_What needs to be done_. The listing below is the input. Say how many of its lines contain "logo", giving the number alone.

_Extracted entries_.
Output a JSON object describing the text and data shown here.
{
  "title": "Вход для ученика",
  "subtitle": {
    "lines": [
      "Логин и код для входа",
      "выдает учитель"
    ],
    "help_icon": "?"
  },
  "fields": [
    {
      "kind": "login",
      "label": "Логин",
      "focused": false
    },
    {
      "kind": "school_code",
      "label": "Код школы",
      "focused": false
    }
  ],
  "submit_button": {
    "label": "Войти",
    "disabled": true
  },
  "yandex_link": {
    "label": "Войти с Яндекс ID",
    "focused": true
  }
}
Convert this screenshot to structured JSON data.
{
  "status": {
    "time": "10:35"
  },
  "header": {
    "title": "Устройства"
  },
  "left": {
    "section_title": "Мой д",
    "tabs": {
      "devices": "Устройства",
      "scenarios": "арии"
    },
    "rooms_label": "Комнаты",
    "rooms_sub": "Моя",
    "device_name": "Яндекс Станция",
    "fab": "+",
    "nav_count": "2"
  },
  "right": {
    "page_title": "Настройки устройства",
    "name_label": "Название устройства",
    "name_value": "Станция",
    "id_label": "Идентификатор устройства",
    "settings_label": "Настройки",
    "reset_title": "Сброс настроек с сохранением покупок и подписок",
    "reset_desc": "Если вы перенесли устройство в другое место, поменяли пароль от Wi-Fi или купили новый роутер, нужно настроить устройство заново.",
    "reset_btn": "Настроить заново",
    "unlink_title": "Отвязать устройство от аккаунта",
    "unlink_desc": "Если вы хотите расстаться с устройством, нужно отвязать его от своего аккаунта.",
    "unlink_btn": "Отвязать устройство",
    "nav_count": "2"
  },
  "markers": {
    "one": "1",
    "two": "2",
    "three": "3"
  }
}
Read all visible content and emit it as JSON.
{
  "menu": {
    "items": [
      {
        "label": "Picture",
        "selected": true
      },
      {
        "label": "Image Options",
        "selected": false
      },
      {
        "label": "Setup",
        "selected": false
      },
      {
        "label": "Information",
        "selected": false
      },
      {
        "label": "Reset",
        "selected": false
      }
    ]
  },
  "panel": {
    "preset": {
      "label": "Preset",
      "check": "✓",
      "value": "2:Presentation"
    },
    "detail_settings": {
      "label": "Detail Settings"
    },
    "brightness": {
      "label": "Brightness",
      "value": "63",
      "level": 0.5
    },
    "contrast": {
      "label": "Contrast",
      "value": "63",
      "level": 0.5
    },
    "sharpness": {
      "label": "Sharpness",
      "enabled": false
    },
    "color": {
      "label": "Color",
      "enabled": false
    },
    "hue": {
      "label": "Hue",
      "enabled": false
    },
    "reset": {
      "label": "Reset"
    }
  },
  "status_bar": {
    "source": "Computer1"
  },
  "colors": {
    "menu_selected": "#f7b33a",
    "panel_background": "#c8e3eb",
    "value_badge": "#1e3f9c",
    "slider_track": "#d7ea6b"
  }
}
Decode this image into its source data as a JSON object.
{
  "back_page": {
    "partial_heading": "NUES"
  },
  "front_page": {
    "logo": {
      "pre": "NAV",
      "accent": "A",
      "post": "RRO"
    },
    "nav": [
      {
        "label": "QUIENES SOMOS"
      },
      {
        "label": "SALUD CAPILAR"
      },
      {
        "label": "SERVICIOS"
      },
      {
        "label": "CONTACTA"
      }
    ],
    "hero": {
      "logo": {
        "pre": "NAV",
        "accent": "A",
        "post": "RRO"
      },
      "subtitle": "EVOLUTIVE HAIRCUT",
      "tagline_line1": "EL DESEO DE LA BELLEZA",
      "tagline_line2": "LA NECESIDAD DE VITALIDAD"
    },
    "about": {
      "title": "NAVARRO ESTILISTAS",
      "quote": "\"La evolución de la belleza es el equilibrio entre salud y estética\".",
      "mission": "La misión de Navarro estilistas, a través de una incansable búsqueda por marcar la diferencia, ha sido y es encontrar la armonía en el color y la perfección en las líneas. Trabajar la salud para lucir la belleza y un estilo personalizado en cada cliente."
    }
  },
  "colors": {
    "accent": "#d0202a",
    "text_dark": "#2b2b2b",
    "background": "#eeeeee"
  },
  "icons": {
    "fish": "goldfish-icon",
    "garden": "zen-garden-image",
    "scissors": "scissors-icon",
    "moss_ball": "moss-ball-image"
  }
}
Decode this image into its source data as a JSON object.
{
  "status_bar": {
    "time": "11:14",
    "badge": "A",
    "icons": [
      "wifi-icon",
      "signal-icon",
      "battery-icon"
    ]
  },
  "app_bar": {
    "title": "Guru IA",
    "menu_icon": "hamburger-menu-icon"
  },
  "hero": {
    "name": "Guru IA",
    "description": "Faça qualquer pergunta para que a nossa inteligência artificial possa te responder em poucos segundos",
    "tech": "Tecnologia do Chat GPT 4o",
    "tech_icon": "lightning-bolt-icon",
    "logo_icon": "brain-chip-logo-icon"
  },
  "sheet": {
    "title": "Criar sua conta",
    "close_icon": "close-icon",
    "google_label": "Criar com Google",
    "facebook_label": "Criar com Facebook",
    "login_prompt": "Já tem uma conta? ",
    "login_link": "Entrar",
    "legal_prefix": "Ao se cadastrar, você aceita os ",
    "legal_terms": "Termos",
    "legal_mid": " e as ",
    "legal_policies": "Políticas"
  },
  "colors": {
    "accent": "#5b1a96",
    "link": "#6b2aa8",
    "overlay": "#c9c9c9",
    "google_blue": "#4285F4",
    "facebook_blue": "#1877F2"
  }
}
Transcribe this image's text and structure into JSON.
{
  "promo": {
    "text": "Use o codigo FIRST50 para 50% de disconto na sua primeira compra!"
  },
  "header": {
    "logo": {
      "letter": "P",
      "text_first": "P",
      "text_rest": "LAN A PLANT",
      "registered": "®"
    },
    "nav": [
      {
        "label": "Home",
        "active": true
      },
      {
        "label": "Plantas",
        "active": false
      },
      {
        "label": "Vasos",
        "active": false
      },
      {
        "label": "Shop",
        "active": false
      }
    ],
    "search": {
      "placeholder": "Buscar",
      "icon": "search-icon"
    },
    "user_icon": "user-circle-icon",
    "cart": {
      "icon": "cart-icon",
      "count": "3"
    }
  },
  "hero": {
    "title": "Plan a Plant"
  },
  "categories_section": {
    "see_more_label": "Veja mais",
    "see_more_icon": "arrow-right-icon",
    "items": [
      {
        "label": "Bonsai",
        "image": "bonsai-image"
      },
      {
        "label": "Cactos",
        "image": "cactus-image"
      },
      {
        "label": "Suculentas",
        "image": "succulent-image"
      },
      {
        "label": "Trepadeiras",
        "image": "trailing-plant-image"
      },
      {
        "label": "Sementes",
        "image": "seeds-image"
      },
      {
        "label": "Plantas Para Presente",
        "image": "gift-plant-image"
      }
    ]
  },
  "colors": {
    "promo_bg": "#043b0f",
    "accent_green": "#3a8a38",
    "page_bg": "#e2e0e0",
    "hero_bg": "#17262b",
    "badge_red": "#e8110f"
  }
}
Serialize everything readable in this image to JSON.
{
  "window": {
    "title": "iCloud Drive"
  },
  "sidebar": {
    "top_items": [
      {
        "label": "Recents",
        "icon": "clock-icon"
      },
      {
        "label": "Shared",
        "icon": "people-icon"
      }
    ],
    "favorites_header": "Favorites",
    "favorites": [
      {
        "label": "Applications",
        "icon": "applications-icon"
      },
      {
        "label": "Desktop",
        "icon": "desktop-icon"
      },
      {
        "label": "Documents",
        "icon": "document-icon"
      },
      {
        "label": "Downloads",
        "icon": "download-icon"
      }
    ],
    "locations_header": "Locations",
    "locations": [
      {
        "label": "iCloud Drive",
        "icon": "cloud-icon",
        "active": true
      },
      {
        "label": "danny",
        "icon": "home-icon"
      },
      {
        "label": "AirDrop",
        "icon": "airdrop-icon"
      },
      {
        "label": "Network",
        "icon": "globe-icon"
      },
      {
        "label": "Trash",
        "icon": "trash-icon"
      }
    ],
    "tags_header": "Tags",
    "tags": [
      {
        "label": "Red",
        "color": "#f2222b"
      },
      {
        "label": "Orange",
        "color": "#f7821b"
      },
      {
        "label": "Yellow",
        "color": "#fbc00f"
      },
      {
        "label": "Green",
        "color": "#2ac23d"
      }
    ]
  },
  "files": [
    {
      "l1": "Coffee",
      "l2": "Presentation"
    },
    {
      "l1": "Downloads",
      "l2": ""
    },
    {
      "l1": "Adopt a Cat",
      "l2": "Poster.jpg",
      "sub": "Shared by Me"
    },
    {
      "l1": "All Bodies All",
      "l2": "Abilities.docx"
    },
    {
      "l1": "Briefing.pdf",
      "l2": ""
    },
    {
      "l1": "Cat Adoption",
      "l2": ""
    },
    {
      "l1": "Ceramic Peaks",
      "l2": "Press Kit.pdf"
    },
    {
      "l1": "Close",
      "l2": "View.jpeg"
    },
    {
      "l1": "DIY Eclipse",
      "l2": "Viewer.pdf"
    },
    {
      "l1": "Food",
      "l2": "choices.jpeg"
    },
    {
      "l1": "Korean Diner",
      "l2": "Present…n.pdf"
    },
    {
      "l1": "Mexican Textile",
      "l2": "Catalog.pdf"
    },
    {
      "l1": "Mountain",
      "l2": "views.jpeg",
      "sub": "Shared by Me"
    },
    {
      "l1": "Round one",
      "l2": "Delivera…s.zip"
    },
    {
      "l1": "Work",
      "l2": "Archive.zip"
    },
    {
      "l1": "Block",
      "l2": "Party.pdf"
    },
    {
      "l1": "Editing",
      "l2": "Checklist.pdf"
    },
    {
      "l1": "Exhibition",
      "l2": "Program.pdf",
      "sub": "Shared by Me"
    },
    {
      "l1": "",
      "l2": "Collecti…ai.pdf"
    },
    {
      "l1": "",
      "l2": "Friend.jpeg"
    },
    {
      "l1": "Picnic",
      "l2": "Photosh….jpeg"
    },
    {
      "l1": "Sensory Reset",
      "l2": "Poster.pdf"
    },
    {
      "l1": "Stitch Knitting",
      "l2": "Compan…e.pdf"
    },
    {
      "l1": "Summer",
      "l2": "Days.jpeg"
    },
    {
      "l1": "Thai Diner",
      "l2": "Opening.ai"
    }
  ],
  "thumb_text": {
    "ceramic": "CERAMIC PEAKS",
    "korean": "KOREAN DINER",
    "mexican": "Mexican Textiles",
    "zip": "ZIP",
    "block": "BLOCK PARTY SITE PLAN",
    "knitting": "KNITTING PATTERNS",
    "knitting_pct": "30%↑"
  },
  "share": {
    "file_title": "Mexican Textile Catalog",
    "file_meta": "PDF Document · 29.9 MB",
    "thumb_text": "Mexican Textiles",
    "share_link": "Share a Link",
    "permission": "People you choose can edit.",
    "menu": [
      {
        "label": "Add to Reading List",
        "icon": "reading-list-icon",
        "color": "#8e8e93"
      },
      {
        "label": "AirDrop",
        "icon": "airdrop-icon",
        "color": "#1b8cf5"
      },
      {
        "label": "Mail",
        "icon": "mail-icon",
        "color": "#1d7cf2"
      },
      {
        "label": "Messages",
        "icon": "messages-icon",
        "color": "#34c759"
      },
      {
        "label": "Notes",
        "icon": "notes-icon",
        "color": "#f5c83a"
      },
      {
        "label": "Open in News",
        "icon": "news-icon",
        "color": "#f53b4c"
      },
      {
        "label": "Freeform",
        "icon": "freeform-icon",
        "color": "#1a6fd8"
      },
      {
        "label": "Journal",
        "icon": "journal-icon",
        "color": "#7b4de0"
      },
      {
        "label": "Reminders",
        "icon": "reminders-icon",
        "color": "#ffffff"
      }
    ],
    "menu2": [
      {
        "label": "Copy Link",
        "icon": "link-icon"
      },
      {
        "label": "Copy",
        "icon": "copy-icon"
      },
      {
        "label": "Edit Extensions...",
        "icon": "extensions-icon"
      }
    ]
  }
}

_Answer to the exercise_. 4